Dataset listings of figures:
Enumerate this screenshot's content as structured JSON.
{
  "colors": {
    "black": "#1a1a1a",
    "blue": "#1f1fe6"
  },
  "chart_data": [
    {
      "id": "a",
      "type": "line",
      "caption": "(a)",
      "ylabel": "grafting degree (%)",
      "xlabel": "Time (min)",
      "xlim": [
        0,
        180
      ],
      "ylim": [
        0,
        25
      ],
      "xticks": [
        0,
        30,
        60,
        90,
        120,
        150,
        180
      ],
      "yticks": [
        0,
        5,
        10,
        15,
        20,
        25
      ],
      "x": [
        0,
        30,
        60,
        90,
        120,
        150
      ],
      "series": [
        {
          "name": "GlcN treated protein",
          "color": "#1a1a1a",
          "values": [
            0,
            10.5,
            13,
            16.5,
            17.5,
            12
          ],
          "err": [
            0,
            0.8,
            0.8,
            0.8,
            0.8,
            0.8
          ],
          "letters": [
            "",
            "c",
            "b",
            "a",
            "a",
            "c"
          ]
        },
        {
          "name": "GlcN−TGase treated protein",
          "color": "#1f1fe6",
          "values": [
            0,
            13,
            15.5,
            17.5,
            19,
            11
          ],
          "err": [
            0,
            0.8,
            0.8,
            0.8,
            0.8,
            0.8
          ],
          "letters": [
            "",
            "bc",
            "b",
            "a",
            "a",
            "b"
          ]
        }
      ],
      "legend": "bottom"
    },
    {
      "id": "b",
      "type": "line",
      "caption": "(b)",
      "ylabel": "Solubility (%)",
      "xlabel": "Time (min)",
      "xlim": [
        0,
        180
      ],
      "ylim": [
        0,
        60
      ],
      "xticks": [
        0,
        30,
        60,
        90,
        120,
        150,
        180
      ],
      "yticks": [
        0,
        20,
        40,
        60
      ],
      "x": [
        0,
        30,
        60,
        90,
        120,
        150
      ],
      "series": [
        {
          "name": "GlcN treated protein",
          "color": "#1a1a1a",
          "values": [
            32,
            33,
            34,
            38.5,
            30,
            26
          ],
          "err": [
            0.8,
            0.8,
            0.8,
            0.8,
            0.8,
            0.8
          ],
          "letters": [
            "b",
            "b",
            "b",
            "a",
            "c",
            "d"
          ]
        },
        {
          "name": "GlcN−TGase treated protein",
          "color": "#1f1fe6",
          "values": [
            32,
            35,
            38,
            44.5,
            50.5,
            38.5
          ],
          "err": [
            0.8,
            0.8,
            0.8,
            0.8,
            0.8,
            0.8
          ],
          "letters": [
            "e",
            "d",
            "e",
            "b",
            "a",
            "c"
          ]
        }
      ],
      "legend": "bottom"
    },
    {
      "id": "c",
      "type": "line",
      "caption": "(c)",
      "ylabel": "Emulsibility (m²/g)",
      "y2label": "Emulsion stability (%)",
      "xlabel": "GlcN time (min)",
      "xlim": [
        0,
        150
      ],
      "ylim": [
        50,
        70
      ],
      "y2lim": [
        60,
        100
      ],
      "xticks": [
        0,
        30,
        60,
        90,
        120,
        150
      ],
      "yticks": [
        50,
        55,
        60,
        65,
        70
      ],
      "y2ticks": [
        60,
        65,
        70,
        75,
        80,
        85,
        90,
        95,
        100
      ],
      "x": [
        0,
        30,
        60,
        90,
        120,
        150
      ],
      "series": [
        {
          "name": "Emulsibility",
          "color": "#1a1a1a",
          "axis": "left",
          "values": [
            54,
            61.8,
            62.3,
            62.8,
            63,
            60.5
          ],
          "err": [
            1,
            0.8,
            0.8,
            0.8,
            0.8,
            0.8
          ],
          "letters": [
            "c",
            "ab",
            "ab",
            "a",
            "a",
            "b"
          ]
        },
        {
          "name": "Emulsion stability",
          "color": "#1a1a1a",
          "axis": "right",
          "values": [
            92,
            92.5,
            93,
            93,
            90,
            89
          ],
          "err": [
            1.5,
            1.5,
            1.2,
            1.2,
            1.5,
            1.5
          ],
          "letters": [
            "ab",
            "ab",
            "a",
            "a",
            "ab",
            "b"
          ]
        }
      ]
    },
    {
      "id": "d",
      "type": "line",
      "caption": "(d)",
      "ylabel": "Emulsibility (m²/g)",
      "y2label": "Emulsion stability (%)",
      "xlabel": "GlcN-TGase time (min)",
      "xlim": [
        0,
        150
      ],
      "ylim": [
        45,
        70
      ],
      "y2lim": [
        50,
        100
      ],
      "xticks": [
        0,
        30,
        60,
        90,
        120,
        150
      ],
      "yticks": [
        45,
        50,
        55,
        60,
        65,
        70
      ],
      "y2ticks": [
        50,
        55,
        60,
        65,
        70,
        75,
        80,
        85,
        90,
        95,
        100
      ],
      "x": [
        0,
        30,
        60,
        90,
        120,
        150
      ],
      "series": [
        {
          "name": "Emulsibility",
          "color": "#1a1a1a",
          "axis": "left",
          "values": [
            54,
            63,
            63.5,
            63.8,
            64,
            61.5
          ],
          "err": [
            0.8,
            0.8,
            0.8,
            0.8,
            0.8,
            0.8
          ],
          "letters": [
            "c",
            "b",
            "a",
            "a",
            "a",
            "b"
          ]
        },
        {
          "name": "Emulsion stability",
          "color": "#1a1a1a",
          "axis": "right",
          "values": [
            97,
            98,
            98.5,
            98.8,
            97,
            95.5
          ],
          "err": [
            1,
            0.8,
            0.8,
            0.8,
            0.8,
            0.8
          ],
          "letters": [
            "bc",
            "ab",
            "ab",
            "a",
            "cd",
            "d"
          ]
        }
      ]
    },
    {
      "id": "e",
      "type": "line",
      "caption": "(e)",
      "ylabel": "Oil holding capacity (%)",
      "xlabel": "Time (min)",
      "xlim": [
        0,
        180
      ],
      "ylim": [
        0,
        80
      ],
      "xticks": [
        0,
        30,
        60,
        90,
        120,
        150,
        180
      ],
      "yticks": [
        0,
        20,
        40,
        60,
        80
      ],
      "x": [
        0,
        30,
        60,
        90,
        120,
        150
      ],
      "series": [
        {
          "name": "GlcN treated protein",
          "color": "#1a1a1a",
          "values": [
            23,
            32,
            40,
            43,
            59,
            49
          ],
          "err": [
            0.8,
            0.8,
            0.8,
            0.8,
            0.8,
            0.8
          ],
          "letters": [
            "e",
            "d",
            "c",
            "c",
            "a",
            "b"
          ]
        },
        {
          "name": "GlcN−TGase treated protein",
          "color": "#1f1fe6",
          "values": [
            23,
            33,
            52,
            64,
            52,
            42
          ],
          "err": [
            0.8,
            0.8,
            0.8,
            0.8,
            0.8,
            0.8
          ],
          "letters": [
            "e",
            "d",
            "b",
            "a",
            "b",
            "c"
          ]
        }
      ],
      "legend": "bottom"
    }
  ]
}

WHAT TO WORK ON: Copy out each record exactly as given, omitting none.

ANSWER TO THE EXERCISE:
Enumerate this screenshot's content as structured JSON.
{
  "colors": {
    "black": "#1a1a1a",
    "blue": "#1f1fe6"
  },
  "chart_data": [
    {
      "id": "a",
      "type": "line",
      "caption": "(a)",
      "ylabel": "grafting degree (%)",
      "xlabel": "Time (min)",
      "xlim": [
        0,
        180
      ],
      "ylim": [
        0,
        25
      ],
      "xticks": [
        0,
        30,
        60,
        90,
        120,
        150,
        180
      ],
      "yticks": [
        0,
        5,
        10,
        15,
        20,
        25
      ],
      "x": [
        0,
        30,
        60,
        90,
        120,
        150
      ],
      "series": [
        {
          "name": "GlcN treated protein",
          "color": "#1a1a1a",
          "values": [
            0,
            10.5,
            13,
            16.5,
            17.5,
            12
          ],
          "err": [
            0,
            0.8,
            0.8,
            0.8,
            0.8,
            0.8
          ],
          "letters": [
            "",
            "c",
            "b",
            "a",
            "a",
            "c"
          ]
        },
        {
          "name": "GlcN−TGase treated protein",
          "color": "#1f1fe6",
          "values": [
            0,
            13,
            15.5,
            17.5,
            19,
            11
          ],
          "err": [
            0,
            0.8,
            0.8,
            0.8,
            0.8,
            0.8
          ],
          "letters": [
            "",
            "bc",
            "b",
            "a",
            "a",
            "b"
          ]
        }
      ],
      "legend": "bottom"
    },
    {
      "id": "b",
      "type": "line",
      "caption": "(b)",
      "ylabel": "Solubility (%)",
      "xlabel": "Time (min)",
      "xlim": [
        0,
        180
      ],
      "ylim": [
        0,
        60
      ],
      "xticks": [
        0,
        30,
        60,
        90,
        120,
        150,
        180
      ],
      "yticks": [
        0,
        20,
        40,
        60
      ],
      "x": [
        0,
        30,
        60,
        90,
        120,
        150
      ],
      "series": [
        {
          "name": "GlcN treated protein",
          "color": "#1a1a1a",
          "values": [
            32,
            33,
            34,
            38.5,
            30,
            26
          ],
          "err": [
            0.8,
            0.8,
            0.8,
            0.8,
            0.8,
            0.8
          ],
          "letters": [
            "b",
            "b",
            "b",
            "a",
            "c",
            "d"
          ]
        },
        {
          "name": "GlcN−TGase treated protein",
          "color": "#1f1fe6",
          "values": [
            32,
            35,
            38,
            44.5,
            50.5,
            38.5
          ],
          "err": [
            0.8,
            0.8,
            0.8,
            0.8,
            0.8,
            0.8
          ],
          "letters": [
            "e",
            "d",
            "e",
            "b",
            "a",
            "c"
          ]
        }
      ],
      "legend": "bottom"
    },
    {
      "id": "c",
      "type": "line",
      "caption": "(c)",
      "ylabel": "Emulsibility (m²/g)",
      "y2label": "Emulsion stability (%)",
      "xlabel": "GlcN time (min)",
      "xlim": [
        0,
        150
      ],
      "ylim": [
        50,
        70
      ],
      "y2lim": [
        60,
        100
      ],
      "xticks": [
        0,
        30,
        60,
        90,
        120,
        150
      ],
      "yticks": [
        50,
        55,
        60,
        65,
        70
      ],
      "y2ticks": [
        60,
        65,
        70,
        75,
        80,
        85,
        90,
        95,
        100
      ],
      "x": [
        0,
        30,
        60,
        90,
        120,
        150
      ],
      "series": [
        {
          "name": "Emulsibility",
          "color": "#1a1a1a",
          "axis": "left",
          "values": [
            54,
            61.8,
            62.3,
            62.8,
            63,
            60.5
          ],
          "err": [
            1,
            0.8,
            0.8,
            0.8,
            0.8,
            0.8
          ],
          "letters": [
            "c",
            "ab",
            "ab",
            "a",
            "a",
            "b"
          ]
        },
        {
          "name": "Emulsion stability",
          "color": "#1a1a1a",
          "axis": "right",
          "values": [
            92,
            92.5,
            93,
            93,
            90,
            89
          ],
          "err": [
            1.5,
            1.5,
            1.2,
            1.2,
            1.5,
            1.5
          ],
          "letters": [
            "ab",
            "ab",
            "a",
            "a",
            "ab",
            "b"
          ]
        }
      ]
    },
    {
      "id": "d",
      "type": "line",
      "caption": "(d)",
      "ylabel": "Emulsibility (m²/g)",
      "y2label": "Emulsion stability (%)",
      "xlabel": "GlcN-TGase time (min)",
      "xlim": [
        0,
        150
      ],
      "ylim": [
        45,
        70
      ],
      "y2lim": [
        50,
        100
      ],
      "xticks": [
        0,
        30,
        60,
        90,
        120,
        150
      ],
      "yticks": [
        45,
        50,
        55,
        60,
        65,
        70
      ],
      "y2ticks": [
        50,
        55,
        60,
        65,
        70,
        75,
        80,
        85,
        90,
        95,
        100
      ],
      "x": [
        0,
        30,
        60,
        90,
        120,
        150
      ],
      "series": [
        {
          "name": "Emulsibility",
          "color": "#1a1a1a",
          "axis": "left",
          "values": [
            54,
            63,
            63.5,
            63.8,
            64,
            61.5
          ],
          "err": [
            0.8,
            0.8,
            0.8,
            0.8,
            0.8,
            0.8
          ],
          "letters": [
            "c",
            "b",
            "a",
            "a",
            "a",
            "b"
          ]
        },
        {
          "name": "Emulsion stability",
          "color": "#1a1a1a",
          "axis": "right",
          "values": [
            97,
            98,
            98.5,
            98.8,
            97,
            95.5
          ],
          "err": [
            1,
            0.8,
            0.8,
            0.8,
            0.8,
            0.8
          ],
          "letters": [
            "bc",
            "ab",
            "ab",
            "a",
            "cd",
            "d"
          ]
        }
      ]
    },
    {
      "id": "e",
      "type": "line",
      "caption": "(e)",
      "ylabel": "Oil holding capacity (%)",
      "xlabel": "Time (min)",
      "xlim": [
        0,
        180
      ],
      "ylim": [
        0,
        80
      ],
      "xticks": [
        0,
        30,
        60,
        90,
        120,
        150,
        180
      ],
      "yticks": [
        0,
        20,
        40,
        60,
        80
      ],
      "x": [
        0,
        30,
        60,
        90,
        120,
        150
      ],
      "series": [
        {
          "name": "GlcN treated protein",
          "color": "#1a1a1a",
          "values": [
            23,
            32,
            40,
            43,
            59,
            49
          ],
          "err": [
            0.8,
            0.8,
            0.8,
            0.8,
            0.8,
            0.8
          ],
          "letters": [
            "e",
            "d",
            "c",
            "c",
            "a",
            "b"
          ]
        },
        {
          "name": "GlcN−TGase treated protein",
          "color": "#1f1fe6",
          "values": [
            23,
            33,
            52,
            64,
            52,
            42
          ],
          "err": [
            0.8,
            0.8,
            0.8,
            0.8,
            0.8,
            0.8
          ],
          "letters": [
            "e",
            "d",
            "b",
            "a",
            "b",
            "c"
          ]
        }
      ],
      "legend": "bottom"
    }
  ]
}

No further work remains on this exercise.